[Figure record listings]
○ ○ ○

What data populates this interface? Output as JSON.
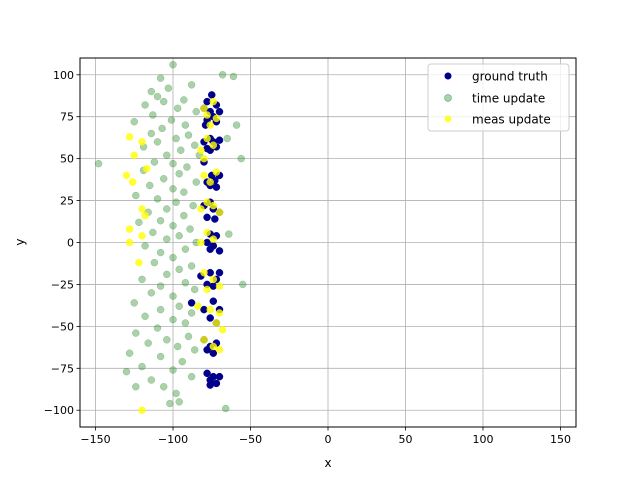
{
  "chart_data": {
    "type": "scatter",
    "xlabel": "x",
    "ylabel": "y",
    "xlim": [
      -160,
      160
    ],
    "ylim": [
      -110,
      110
    ],
    "x_ticks": [
      -150,
      -100,
      -50,
      0,
      50,
      100,
      150
    ],
    "y_ticks": [
      -100,
      -75,
      -50,
      -25,
      0,
      25,
      50,
      75,
      100
    ],
    "grid": true,
    "legend_position": "top-right",
    "series": [
      {
        "name": "ground truth",
        "color": "#00008b",
        "alpha": 1.0,
        "points": [
          [
            -75,
            88
          ],
          [
            -78,
            84
          ],
          [
            -72,
            82
          ],
          [
            -80,
            80
          ],
          [
            -76,
            78
          ],
          [
            -70,
            78
          ],
          [
            -74,
            75
          ],
          [
            -78,
            73
          ],
          [
            -72,
            72
          ],
          [
            -79,
            70
          ],
          [
            -76,
            62
          ],
          [
            -80,
            60
          ],
          [
            -74,
            60
          ],
          [
            -70,
            61
          ],
          [
            -78,
            56
          ],
          [
            -72,
            57
          ],
          [
            -76,
            55
          ],
          [
            -80,
            48
          ],
          [
            -75,
            40
          ],
          [
            -70,
            40
          ],
          [
            -78,
            36
          ],
          [
            -73,
            37
          ],
          [
            -76,
            34
          ],
          [
            -72,
            33
          ],
          [
            -80,
            22
          ],
          [
            -76,
            24
          ],
          [
            -74,
            20
          ],
          [
            -70,
            18
          ],
          [
            -78,
            15
          ],
          [
            -73,
            14
          ],
          [
            -76,
            5
          ],
          [
            -72,
            4
          ],
          [
            -78,
            0
          ],
          [
            -74,
            -2
          ],
          [
            -70,
            -5
          ],
          [
            -76,
            -4
          ],
          [
            -82,
            -20
          ],
          [
            -76,
            -18
          ],
          [
            -72,
            -22
          ],
          [
            -78,
            -25
          ],
          [
            -70,
            -18
          ],
          [
            -74,
            -26
          ],
          [
            -88,
            -36
          ],
          [
            -80,
            -40
          ],
          [
            -74,
            -35
          ],
          [
            -70,
            -40
          ],
          [
            -76,
            -45
          ],
          [
            -72,
            -48
          ],
          [
            -80,
            -58
          ],
          [
            -76,
            -62
          ],
          [
            -72,
            -60
          ],
          [
            -78,
            -64
          ],
          [
            -74,
            -66
          ],
          [
            -78,
            -78
          ],
          [
            -74,
            -80
          ],
          [
            -72,
            -84
          ],
          [
            -76,
            -85
          ],
          [
            -70,
            -80
          ],
          [
            -76,
            -82
          ]
        ]
      },
      {
        "name": "time update",
        "color": "#2e8b2e",
        "alpha": 0.4,
        "points": [
          [
            -100,
            106
          ],
          [
            -68,
            100
          ],
          [
            -61,
            99
          ],
          [
            -108,
            98
          ],
          [
            -88,
            94
          ],
          [
            -103,
            92
          ],
          [
            -114,
            90
          ],
          [
            -110,
            87
          ],
          [
            -93,
            85
          ],
          [
            -106,
            84
          ],
          [
            -118,
            82
          ],
          [
            -97,
            80
          ],
          [
            -85,
            78
          ],
          [
            -113,
            76
          ],
          [
            -125,
            72
          ],
          [
            -101,
            73
          ],
          [
            -92,
            70
          ],
          [
            -107,
            68
          ],
          [
            -114,
            65
          ],
          [
            -59,
            70
          ],
          [
            -90,
            64
          ],
          [
            -98,
            62
          ],
          [
            -110,
            60
          ],
          [
            -86,
            58
          ],
          [
            -119,
            57
          ],
          [
            -95,
            55
          ],
          [
            -104,
            52
          ],
          [
            -65,
            62
          ],
          [
            -83,
            52
          ],
          [
            -112,
            48
          ],
          [
            -100,
            47
          ],
          [
            -56,
            50
          ],
          [
            -91,
            45
          ],
          [
            -119,
            43
          ],
          [
            -96,
            41
          ],
          [
            -106,
            38
          ],
          [
            -85,
            36
          ],
          [
            -115,
            34
          ],
          [
            -100,
            32
          ],
          [
            -93,
            30
          ],
          [
            -124,
            28
          ],
          [
            -110,
            26
          ],
          [
            -98,
            24
          ],
          [
            -87,
            22
          ],
          [
            -104,
            20
          ],
          [
            -116,
            18
          ],
          [
            -93,
            16
          ],
          [
            -108,
            13
          ],
          [
            -122,
            12
          ],
          [
            -100,
            10
          ],
          [
            -89,
            8
          ],
          [
            -113,
            6
          ],
          [
            -96,
            4
          ],
          [
            -104,
            2
          ],
          [
            -85,
            0
          ],
          [
            -118,
            -2
          ],
          [
            -92,
            -4
          ],
          [
            -108,
            -6
          ],
          [
            -100,
            -9
          ],
          [
            -64,
            5
          ],
          [
            -112,
            -12
          ],
          [
            -88,
            -14
          ],
          [
            -96,
            -16
          ],
          [
            -104,
            -19
          ],
          [
            -120,
            -22
          ],
          [
            -92,
            -24
          ],
          [
            -108,
            -26
          ],
          [
            -86,
            -28
          ],
          [
            -114,
            -30
          ],
          [
            -100,
            -32
          ],
          [
            -55,
            -25
          ],
          [
            -125,
            -36
          ],
          [
            -96,
            -38
          ],
          [
            -108,
            -40
          ],
          [
            -88,
            -42
          ],
          [
            -118,
            -44
          ],
          [
            -100,
            -46
          ],
          [
            -92,
            -48
          ],
          [
            -110,
            -51
          ],
          [
            -124,
            -54
          ],
          [
            -90,
            -56
          ],
          [
            -104,
            -58
          ],
          [
            -116,
            -60
          ],
          [
            -97,
            -62
          ],
          [
            -86,
            -64
          ],
          [
            -128,
            -66
          ],
          [
            -108,
            -68
          ],
          [
            -94,
            -71
          ],
          [
            -120,
            -74
          ],
          [
            -100,
            -76
          ],
          [
            -88,
            -80
          ],
          [
            -130,
            -77
          ],
          [
            -114,
            -82
          ],
          [
            -106,
            -86
          ],
          [
            -124,
            -86
          ],
          [
            -98,
            -90
          ],
          [
            -96,
            -95
          ],
          [
            -102,
            -96
          ],
          [
            -66,
            -99
          ],
          [
            -148,
            47
          ]
        ]
      },
      {
        "name": "meas update",
        "color": "#ffff00",
        "alpha": 0.8,
        "points": [
          [
            -74,
            84
          ],
          [
            -80,
            80
          ],
          [
            -78,
            76
          ],
          [
            -72,
            74
          ],
          [
            -76,
            70
          ],
          [
            -128,
            63
          ],
          [
            -120,
            60
          ],
          [
            -78,
            62
          ],
          [
            -74,
            58
          ],
          [
            -82,
            55
          ],
          [
            -125,
            52
          ],
          [
            -80,
            50
          ],
          [
            -117,
            44
          ],
          [
            -130,
            40
          ],
          [
            -126,
            36
          ],
          [
            -80,
            40
          ],
          [
            -72,
            42
          ],
          [
            -76,
            36
          ],
          [
            -78,
            24
          ],
          [
            -74,
            22
          ],
          [
            -82,
            20
          ],
          [
            -70,
            18
          ],
          [
            -120,
            20
          ],
          [
            -118,
            16
          ],
          [
            -128,
            8
          ],
          [
            -120,
            4
          ],
          [
            -78,
            6
          ],
          [
            -74,
            2
          ],
          [
            -82,
            0
          ],
          [
            -128,
            0
          ],
          [
            -122,
            -12
          ],
          [
            -80,
            -18
          ],
          [
            -74,
            -22
          ],
          [
            -70,
            -26
          ],
          [
            -78,
            -28
          ],
          [
            -84,
            -38
          ],
          [
            -76,
            -40
          ],
          [
            -70,
            -42
          ],
          [
            -72,
            -48
          ],
          [
            -68,
            -52
          ],
          [
            -80,
            -58
          ],
          [
            -74,
            -62
          ],
          [
            -70,
            -64
          ],
          [
            -120,
            -100
          ]
        ]
      }
    ]
  }
}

○ ○ ○

Looking back at the lines above, state how many contain the word "name", and supply nothing besides the number.

- **Solution for this task**
3